- [Your objective]:
Only the lines holding the string "JSON" are needed. Copy each one.

* Begin Raw records *

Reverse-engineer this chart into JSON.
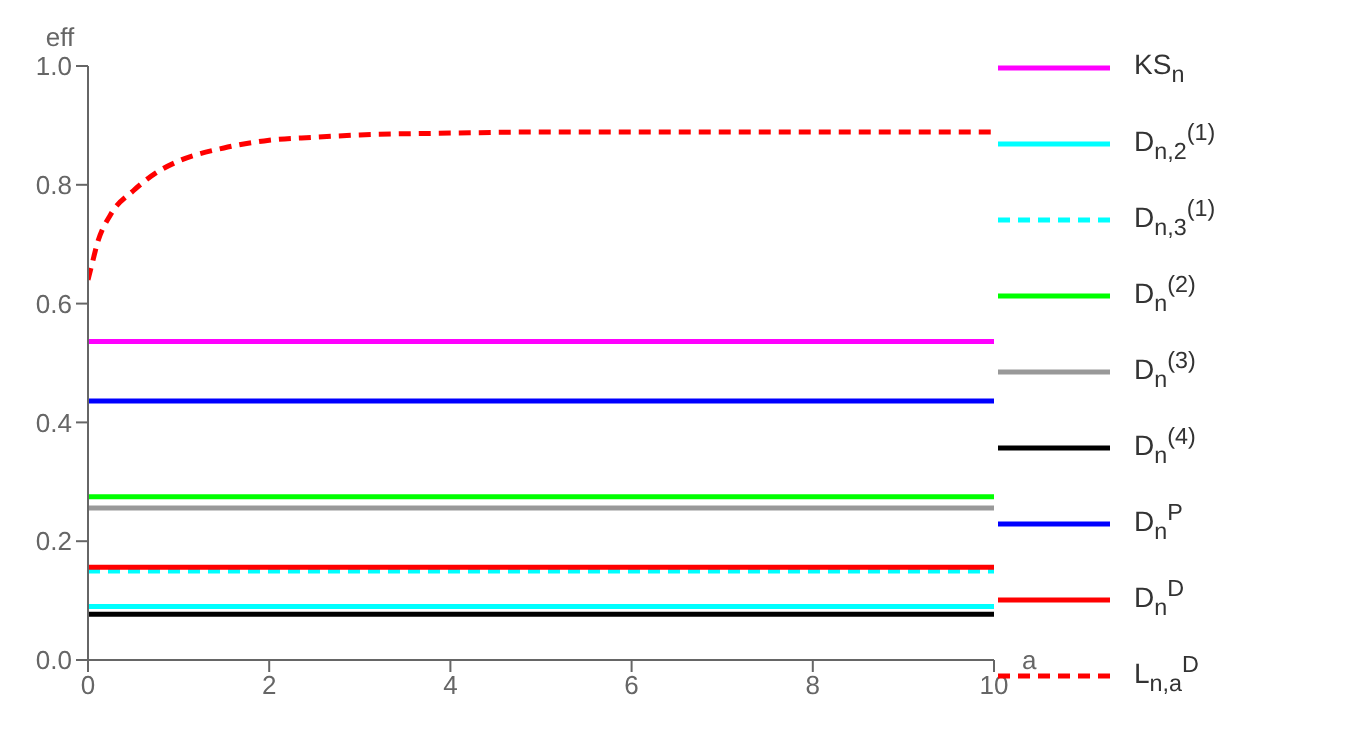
{
  "chart_data": {
    "type": "line",
    "xlabel": "a",
    "ylabel": "eff",
    "xlim": [
      0,
      10
    ],
    "ylim": [
      0,
      1
    ],
    "xticks": [
      0,
      2,
      4,
      6,
      8,
      10
    ],
    "yticks": [
      {
        "value": 0,
        "label": "0.0"
      },
      {
        "value": 0.2,
        "label": "0.2"
      },
      {
        "value": 0.4,
        "label": "0.4"
      },
      {
        "value": 0.6,
        "label": "0.6"
      },
      {
        "value": 0.8,
        "label": "0.8"
      },
      {
        "value": 1,
        "label": "1.0"
      }
    ],
    "legend": "right",
    "marker": "none",
    "series": [
      {
        "name": "KS$_{n}$",
        "color": "#ff00ff",
        "x": [
          0,
          10
        ],
        "values": [
          0.536,
          0.536
        ]
      },
      {
        "name": "D$_{n,2}$$^{(1)}$",
        "color": "#00ffff",
        "x": [
          0,
          10
        ],
        "values": [
          0.09,
          0.09
        ]
      },
      {
        "name": "D$_{n,3}$$^{(1)}$",
        "color": "#00ffff",
        "line_style": "dashed",
        "x": [
          0,
          10
        ],
        "values": [
          0.15,
          0.15
        ]
      },
      {
        "name": "D$_{n}$$^{(2)}$",
        "color": "#00ff00",
        "x": [
          0,
          10
        ],
        "values": [
          0.275,
          0.275
        ]
      },
      {
        "name": "D$_{n}$$^{(3)}$",
        "color": "#999999",
        "x": [
          0,
          10
        ],
        "values": [
          0.256,
          0.256
        ]
      },
      {
        "name": "D$_{n}$$^{(4)}$",
        "color": "#000000",
        "x": [
          0,
          10
        ],
        "values": [
          0.077,
          0.077
        ]
      },
      {
        "name": "D$_{n}$$^{P}$",
        "color": "#0000ff",
        "x": [
          0,
          10
        ],
        "values": [
          0.436,
          0.436
        ]
      },
      {
        "name": "D$_{n}$$^{D}$",
        "color": "#ff0000",
        "x": [
          0,
          10
        ],
        "values": [
          0.156,
          0.156
        ]
      },
      {
        "name": "L$_{n,a}$$^{D}$",
        "color": "#ff0000",
        "line_style": "dashed",
        "x": [
          0,
          0.05,
          0.1,
          0.25,
          0.5,
          0.75,
          1,
          1.5,
          2,
          2.5,
          3,
          4,
          5,
          6,
          8,
          10
        ],
        "values": [
          0.64,
          0.67,
          0.7,
          0.75,
          0.79,
          0.82,
          0.84,
          0.862,
          0.875,
          0.88,
          0.884,
          0.887,
          0.889,
          0.889,
          0.889,
          0.889
        ]
      }
    ]
  }
}
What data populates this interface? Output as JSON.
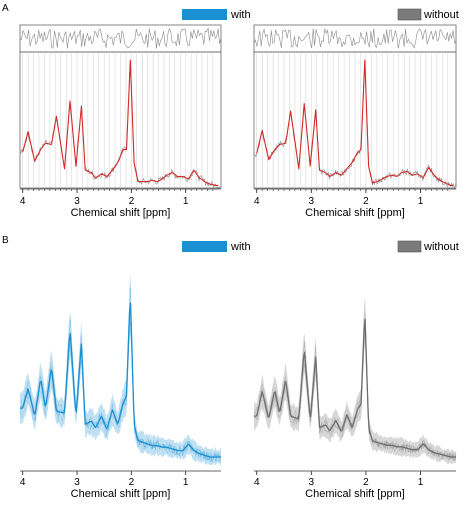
{
  "panels": {
    "a": {
      "label": "A",
      "legend_with": "with",
      "legend_without": "without"
    },
    "b": {
      "label": "B",
      "legend_with": "with",
      "legend_without": "without"
    }
  },
  "colors": {
    "with_fit": "#d62a2a",
    "with_band": "#1a8fd1",
    "without_band": "#6e6e6e",
    "data": "#8a8a8a",
    "grid": "#d0d0d0"
  },
  "chart_data": [
    {
      "type": "line",
      "panel": "A",
      "title": "",
      "xlabel": "Chemical shift [ppm]",
      "ylabel": "",
      "x_reversed": true,
      "xlim": [
        4.05,
        0.35
      ],
      "xticks": [
        4,
        3,
        2,
        1
      ],
      "legend": "with",
      "legend_placement": "top-right",
      "grid": true,
      "series": [
        {
          "name": "with",
          "x": [
            4.0,
            3.9,
            3.78,
            3.67,
            3.58,
            3.47,
            3.38,
            3.23,
            3.13,
            3.02,
            2.92,
            2.85,
            2.74,
            2.66,
            2.55,
            2.45,
            2.35,
            2.25,
            2.15,
            2.09,
            2.02,
            1.95,
            1.88,
            1.79,
            1.7,
            1.62,
            1.52,
            1.43,
            1.35,
            1.25,
            1.15,
            1.05,
            0.95,
            0.85,
            0.75,
            0.65,
            0.55,
            0.45,
            0.4
          ],
          "y": [
            0.28,
            0.44,
            0.21,
            0.3,
            0.35,
            0.34,
            0.56,
            0.15,
            0.68,
            0.17,
            0.64,
            0.14,
            0.12,
            0.08,
            0.11,
            0.09,
            0.14,
            0.2,
            0.3,
            0.3,
            1.0,
            0.2,
            0.05,
            0.05,
            0.05,
            0.06,
            0.05,
            0.07,
            0.1,
            0.12,
            0.09,
            0.09,
            0.07,
            0.14,
            0.08,
            0.05,
            0.03,
            0.02,
            0.02
          ]
        }
      ]
    },
    {
      "type": "line",
      "panel": "A",
      "title": "",
      "xlabel": "Chemical shift [ppm]",
      "ylabel": "",
      "x_reversed": true,
      "xlim": [
        4.05,
        0.35
      ],
      "xticks": [
        4,
        3,
        2,
        1
      ],
      "legend": "without",
      "legend_placement": "top-right",
      "grid": true,
      "series": [
        {
          "name": "without",
          "x": [
            4.0,
            3.9,
            3.78,
            3.67,
            3.58,
            3.47,
            3.38,
            3.23,
            3.13,
            3.02,
            2.92,
            2.85,
            2.74,
            2.66,
            2.55,
            2.45,
            2.35,
            2.25,
            2.15,
            2.09,
            2.02,
            1.95,
            1.88,
            1.79,
            1.7,
            1.62,
            1.52,
            1.43,
            1.35,
            1.25,
            1.15,
            1.05,
            0.95,
            0.85,
            0.75,
            0.65,
            0.55,
            0.45,
            0.4
          ],
          "y": [
            0.27,
            0.45,
            0.22,
            0.3,
            0.34,
            0.35,
            0.6,
            0.15,
            0.66,
            0.17,
            0.61,
            0.14,
            0.12,
            0.09,
            0.12,
            0.1,
            0.15,
            0.2,
            0.28,
            0.3,
            1.0,
            0.17,
            0.04,
            0.05,
            0.07,
            0.09,
            0.1,
            0.09,
            0.12,
            0.13,
            0.1,
            0.11,
            0.08,
            0.16,
            0.1,
            0.06,
            0.04,
            0.02,
            0.02
          ]
        }
      ]
    },
    {
      "type": "area",
      "panel": "B",
      "title": "",
      "xlabel": "Chemical shift [ppm]",
      "ylabel": "",
      "x_reversed": true,
      "xlim": [
        4.05,
        0.35
      ],
      "xticks": [
        4,
        3,
        2,
        1
      ],
      "legend": "with",
      "legend_placement": "top-right",
      "series": [
        {
          "name": "with",
          "x": [
            4.0,
            3.9,
            3.78,
            3.67,
            3.58,
            3.47,
            3.38,
            3.23,
            3.13,
            3.02,
            2.92,
            2.85,
            2.74,
            2.66,
            2.55,
            2.45,
            2.35,
            2.25,
            2.15,
            2.09,
            2.02,
            1.95,
            1.88,
            1.79,
            1.7,
            1.62,
            1.52,
            1.43,
            1.35,
            1.25,
            1.15,
            1.05,
            0.95,
            0.85,
            0.75,
            0.65,
            0.55,
            0.45,
            0.4
          ],
          "y": [
            0.3,
            0.42,
            0.25,
            0.48,
            0.3,
            0.55,
            0.28,
            0.27,
            0.78,
            0.25,
            0.7,
            0.2,
            0.22,
            0.18,
            0.25,
            0.17,
            0.29,
            0.2,
            0.33,
            0.37,
            1.0,
            0.2,
            0.1,
            0.09,
            0.08,
            0.07,
            0.07,
            0.06,
            0.06,
            0.05,
            0.04,
            0.04,
            0.08,
            0.04,
            0.02,
            0.01,
            0.0,
            0.0,
            0.0
          ]
        }
      ]
    },
    {
      "type": "area",
      "panel": "B",
      "title": "",
      "xlabel": "Chemical shift [ppm]",
      "ylabel": "",
      "x_reversed": true,
      "xlim": [
        4.05,
        0.35
      ],
      "xticks": [
        4,
        3,
        2,
        1
      ],
      "legend": "without",
      "legend_placement": "top-right",
      "series": [
        {
          "name": "without",
          "x": [
            4.0,
            3.9,
            3.78,
            3.67,
            3.58,
            3.47,
            3.38,
            3.23,
            3.13,
            3.02,
            2.92,
            2.85,
            2.74,
            2.66,
            2.55,
            2.45,
            2.35,
            2.25,
            2.15,
            2.09,
            2.02,
            1.95,
            1.88,
            1.79,
            1.7,
            1.62,
            1.52,
            1.43,
            1.35,
            1.25,
            1.15,
            1.05,
            0.95,
            0.85,
            0.75,
            0.65,
            0.55,
            0.45,
            0.4
          ],
          "y": [
            0.28,
            0.45,
            0.26,
            0.46,
            0.3,
            0.53,
            0.28,
            0.26,
            0.74,
            0.25,
            0.69,
            0.2,
            0.22,
            0.18,
            0.25,
            0.17,
            0.29,
            0.2,
            0.33,
            0.36,
            1.0,
            0.2,
            0.11,
            0.1,
            0.09,
            0.08,
            0.08,
            0.07,
            0.07,
            0.06,
            0.05,
            0.05,
            0.09,
            0.05,
            0.03,
            0.02,
            0.01,
            0.0,
            0.0
          ]
        }
      ]
    }
  ]
}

* End Raw records *

- [The solution]:
Reverse-engineer this chart into JSON.
What data populates this interface? Output as JSON.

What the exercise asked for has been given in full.